Do any lines in the data below contain "Firefox"? If so, copy every one of them.

** BEGIN **

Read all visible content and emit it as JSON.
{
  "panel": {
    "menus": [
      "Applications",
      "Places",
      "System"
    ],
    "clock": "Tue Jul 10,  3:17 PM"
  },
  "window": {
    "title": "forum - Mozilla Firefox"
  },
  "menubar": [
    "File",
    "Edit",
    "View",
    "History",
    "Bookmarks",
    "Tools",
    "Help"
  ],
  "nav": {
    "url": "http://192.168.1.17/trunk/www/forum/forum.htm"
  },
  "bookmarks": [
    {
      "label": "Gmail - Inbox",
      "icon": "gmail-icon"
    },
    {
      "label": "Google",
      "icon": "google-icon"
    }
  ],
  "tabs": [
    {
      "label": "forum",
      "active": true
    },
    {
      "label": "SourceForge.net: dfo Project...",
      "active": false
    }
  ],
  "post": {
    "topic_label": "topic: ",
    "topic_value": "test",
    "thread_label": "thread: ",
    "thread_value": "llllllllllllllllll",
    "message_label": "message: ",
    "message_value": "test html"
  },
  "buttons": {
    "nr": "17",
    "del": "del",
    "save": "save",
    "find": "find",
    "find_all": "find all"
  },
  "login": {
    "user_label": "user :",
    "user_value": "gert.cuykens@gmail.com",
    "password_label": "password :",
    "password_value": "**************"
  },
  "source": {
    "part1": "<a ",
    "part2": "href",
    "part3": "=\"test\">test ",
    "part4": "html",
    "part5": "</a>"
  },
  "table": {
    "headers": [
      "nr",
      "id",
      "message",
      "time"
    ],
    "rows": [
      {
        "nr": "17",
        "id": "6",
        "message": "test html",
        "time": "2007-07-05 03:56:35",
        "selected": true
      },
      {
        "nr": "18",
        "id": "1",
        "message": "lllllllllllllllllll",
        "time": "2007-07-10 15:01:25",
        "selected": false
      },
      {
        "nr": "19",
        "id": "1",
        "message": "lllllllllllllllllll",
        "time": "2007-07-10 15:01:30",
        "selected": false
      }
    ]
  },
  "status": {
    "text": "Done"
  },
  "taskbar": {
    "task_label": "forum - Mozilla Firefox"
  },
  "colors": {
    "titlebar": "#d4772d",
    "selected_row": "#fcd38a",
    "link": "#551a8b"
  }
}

** END **

- The answer:
    "title": "forum - Mozilla Firefox"
    "task_label": "forum - Mozilla Firefox"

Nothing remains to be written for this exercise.